■ **Document extract**
Macron’s shades crashed a website and moved a stock. Emmanuel Macron wore blue aviator sunglasses at Davos. The internet noticed. So did the market. The glasses came from a tiny Italian eyewear firm, iVision Tech SpA, and retail for €659. Orders flooded in. The website crashed. Shares jumped over 70% in a week. All because one president accessorized confidently. The brand, part of Henry Jullien, suddenly became the most talked-about thing at Davos. More than trade policy. More than inflation. Sunglasses won. Even Donald Trump mocked the look during his own speech. Didn’t matter. The stock already flew. Moral of the story: never underestimate a good pair of aviators.

Zoom invested $51 million and might get billions back. Zoom stock jumped 11% after analysts remembered Zoom owns a very nice AI lottery ticket. Turns out Zoom quietly invested $51 million in Anthropic back in 2023. That stake could now be worth $2 to $4 billion. Yes, billion. Roughly a 78x return. Not bad for a side quest. Zoom’s stock hasn’t been thrilling since the world stopped living on video calls. But this investment? Suddenly the most exciting thing Zoom has done since “You’re on mute.” If Anthropic goes public, that quiet check Zoom wrote could become its best meeting ever.

■ **Data section**
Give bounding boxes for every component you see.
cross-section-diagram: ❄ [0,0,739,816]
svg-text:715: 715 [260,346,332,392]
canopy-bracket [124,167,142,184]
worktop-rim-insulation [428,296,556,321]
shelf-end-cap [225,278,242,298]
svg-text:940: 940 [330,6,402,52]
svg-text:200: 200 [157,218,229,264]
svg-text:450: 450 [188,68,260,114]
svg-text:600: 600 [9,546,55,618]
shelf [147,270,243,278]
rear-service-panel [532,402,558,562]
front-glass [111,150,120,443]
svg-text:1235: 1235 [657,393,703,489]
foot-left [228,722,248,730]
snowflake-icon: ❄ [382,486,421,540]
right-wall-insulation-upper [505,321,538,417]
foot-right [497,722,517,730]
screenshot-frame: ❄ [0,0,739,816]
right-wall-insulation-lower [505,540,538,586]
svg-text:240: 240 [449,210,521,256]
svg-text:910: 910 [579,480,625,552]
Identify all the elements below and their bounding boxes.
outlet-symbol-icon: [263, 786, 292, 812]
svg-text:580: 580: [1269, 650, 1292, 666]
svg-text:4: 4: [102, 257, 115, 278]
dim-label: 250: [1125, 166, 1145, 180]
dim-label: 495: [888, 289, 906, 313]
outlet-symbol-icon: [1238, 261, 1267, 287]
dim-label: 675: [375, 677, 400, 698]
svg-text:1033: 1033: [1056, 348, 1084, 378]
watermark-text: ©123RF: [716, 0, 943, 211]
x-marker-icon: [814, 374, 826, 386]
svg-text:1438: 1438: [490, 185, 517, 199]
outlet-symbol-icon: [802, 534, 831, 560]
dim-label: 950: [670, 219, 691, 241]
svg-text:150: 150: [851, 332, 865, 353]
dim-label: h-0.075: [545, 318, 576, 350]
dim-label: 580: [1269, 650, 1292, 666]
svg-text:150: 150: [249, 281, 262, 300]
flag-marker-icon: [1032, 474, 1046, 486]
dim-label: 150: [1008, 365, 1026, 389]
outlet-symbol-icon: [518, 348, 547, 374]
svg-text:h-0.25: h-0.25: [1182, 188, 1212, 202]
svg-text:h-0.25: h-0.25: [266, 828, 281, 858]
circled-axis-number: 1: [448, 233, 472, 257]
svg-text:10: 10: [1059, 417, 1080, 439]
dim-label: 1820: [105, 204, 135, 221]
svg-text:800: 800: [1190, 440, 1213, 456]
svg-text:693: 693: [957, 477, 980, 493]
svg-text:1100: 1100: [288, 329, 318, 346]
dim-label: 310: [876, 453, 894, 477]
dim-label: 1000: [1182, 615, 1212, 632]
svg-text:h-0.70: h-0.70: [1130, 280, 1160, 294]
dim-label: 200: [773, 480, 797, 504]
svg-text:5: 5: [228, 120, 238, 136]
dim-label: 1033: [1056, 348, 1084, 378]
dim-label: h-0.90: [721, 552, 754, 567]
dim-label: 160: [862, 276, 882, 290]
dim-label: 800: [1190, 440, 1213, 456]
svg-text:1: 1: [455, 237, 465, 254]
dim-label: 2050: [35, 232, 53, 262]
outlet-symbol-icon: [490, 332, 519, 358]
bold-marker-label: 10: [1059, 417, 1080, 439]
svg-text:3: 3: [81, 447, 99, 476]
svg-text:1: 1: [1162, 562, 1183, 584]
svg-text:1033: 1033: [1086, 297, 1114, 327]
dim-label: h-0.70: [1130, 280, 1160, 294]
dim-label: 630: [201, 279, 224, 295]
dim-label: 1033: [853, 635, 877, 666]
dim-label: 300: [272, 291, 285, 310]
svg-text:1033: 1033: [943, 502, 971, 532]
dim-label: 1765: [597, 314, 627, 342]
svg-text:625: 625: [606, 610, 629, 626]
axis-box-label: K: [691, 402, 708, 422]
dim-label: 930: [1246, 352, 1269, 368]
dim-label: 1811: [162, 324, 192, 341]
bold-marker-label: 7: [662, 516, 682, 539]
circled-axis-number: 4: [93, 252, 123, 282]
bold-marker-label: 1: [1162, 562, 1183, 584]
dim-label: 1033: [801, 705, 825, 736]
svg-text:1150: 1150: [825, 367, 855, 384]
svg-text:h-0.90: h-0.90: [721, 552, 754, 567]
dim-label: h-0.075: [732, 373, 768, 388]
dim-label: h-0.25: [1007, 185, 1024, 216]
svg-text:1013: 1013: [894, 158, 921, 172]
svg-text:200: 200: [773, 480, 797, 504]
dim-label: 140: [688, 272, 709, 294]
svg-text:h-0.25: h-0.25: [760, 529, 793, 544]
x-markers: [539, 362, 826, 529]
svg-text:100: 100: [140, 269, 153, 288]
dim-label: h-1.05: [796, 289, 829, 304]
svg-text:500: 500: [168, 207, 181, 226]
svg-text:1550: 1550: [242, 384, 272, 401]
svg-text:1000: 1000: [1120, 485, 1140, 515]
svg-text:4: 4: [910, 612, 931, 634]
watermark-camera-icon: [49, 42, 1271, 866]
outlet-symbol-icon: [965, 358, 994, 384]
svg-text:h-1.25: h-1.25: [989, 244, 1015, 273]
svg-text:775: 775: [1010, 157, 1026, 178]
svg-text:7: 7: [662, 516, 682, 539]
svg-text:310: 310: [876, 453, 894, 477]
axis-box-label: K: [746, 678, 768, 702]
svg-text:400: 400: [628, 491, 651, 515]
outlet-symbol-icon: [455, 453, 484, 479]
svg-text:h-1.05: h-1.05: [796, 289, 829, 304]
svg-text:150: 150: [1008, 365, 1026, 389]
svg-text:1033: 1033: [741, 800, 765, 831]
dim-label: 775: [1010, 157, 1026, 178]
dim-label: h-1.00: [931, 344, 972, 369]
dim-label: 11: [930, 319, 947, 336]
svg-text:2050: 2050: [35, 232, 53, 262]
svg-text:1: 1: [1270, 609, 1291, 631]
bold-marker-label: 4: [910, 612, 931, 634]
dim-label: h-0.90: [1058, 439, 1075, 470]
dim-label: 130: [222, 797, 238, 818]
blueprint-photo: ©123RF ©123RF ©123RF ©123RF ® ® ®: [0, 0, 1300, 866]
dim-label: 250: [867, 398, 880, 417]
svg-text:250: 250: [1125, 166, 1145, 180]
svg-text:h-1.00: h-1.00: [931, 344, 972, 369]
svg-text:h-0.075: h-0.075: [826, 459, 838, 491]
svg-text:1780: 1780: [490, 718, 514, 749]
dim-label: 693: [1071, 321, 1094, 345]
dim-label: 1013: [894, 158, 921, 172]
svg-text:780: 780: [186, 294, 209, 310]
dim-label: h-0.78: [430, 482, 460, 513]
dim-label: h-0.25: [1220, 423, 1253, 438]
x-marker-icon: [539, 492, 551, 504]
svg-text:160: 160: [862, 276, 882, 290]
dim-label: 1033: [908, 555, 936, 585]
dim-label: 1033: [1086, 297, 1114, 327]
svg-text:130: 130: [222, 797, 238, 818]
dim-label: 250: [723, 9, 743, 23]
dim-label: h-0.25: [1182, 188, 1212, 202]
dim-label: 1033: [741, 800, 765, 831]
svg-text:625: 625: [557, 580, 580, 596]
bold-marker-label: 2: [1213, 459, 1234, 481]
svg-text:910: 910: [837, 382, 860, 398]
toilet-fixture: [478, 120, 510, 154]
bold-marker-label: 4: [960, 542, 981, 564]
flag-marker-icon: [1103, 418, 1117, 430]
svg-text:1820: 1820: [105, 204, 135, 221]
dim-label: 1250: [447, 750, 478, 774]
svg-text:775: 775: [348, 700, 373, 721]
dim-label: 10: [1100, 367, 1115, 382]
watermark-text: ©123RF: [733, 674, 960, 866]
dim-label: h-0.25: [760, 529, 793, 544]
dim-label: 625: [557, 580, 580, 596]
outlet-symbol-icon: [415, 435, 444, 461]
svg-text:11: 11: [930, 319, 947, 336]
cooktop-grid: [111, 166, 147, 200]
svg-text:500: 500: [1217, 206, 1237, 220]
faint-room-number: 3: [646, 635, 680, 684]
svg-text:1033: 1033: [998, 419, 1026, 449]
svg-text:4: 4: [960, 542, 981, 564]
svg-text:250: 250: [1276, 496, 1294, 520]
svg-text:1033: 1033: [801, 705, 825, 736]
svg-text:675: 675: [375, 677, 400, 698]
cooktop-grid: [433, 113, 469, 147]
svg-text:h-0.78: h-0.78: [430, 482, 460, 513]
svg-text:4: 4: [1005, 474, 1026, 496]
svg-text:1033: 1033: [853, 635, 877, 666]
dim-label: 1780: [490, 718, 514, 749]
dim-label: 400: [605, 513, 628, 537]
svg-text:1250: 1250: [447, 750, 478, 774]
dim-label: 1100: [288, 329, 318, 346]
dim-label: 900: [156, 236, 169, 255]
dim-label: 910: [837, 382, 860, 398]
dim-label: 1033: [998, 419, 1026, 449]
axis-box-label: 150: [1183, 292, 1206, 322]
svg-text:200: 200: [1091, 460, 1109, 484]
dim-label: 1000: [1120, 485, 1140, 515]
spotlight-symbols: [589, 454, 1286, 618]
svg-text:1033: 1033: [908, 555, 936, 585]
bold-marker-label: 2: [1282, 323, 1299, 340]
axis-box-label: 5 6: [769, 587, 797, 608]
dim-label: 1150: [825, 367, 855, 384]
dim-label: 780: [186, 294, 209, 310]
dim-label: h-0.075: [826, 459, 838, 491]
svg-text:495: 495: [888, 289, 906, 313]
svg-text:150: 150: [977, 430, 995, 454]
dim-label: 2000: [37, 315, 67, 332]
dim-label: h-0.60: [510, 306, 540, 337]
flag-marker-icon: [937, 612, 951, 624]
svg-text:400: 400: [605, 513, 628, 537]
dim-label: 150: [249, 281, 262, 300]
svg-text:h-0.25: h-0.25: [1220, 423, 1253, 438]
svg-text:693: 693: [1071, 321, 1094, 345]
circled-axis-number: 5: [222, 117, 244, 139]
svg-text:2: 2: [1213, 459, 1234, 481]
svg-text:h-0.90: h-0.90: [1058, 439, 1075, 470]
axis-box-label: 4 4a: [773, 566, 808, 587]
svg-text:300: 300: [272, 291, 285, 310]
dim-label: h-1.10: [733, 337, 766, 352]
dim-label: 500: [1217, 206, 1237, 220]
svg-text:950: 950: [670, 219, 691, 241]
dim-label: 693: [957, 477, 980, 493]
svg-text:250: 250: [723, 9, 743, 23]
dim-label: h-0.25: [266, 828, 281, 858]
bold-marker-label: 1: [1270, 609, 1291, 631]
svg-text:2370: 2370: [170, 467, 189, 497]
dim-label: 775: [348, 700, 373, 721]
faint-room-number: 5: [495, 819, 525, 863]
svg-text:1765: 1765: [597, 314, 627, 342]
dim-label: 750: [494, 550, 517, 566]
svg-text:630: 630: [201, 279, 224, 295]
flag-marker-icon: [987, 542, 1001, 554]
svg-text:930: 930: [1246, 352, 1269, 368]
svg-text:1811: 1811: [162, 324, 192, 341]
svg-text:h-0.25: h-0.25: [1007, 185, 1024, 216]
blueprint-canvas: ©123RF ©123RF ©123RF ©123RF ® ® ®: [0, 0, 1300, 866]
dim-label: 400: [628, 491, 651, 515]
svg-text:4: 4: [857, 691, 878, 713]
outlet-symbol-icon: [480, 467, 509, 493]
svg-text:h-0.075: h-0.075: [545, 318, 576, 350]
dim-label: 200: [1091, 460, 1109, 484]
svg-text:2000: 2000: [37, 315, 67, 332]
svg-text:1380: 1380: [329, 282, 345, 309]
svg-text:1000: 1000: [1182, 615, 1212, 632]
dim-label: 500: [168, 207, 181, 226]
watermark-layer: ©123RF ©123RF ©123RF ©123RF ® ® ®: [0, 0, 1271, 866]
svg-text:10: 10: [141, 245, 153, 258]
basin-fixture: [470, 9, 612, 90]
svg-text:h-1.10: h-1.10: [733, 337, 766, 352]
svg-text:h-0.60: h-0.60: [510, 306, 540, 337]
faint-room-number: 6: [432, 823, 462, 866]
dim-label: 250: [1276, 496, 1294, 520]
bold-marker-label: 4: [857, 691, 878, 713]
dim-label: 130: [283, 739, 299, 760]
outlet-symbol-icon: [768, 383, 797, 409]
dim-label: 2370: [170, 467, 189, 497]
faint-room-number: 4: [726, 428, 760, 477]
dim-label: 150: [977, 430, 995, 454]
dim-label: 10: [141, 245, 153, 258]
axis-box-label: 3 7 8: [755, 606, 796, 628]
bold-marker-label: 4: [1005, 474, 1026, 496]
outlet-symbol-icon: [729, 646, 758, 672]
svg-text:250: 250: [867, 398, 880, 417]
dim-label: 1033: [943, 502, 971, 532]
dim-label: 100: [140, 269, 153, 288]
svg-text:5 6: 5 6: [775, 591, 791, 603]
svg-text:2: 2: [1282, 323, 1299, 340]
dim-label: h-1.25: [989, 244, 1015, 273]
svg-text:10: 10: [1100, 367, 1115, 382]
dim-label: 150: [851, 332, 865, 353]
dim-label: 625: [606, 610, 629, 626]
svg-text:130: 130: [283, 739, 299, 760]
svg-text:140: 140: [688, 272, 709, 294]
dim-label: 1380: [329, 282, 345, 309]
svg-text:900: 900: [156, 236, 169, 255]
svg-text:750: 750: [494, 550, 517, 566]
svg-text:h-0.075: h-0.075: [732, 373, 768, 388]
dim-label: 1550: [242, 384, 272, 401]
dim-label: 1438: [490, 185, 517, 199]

■ **Required work**
In the business news text, what is the retail price of the sunglasses Emmanuel Macron wore at Davos?

■ **Final answer**
€659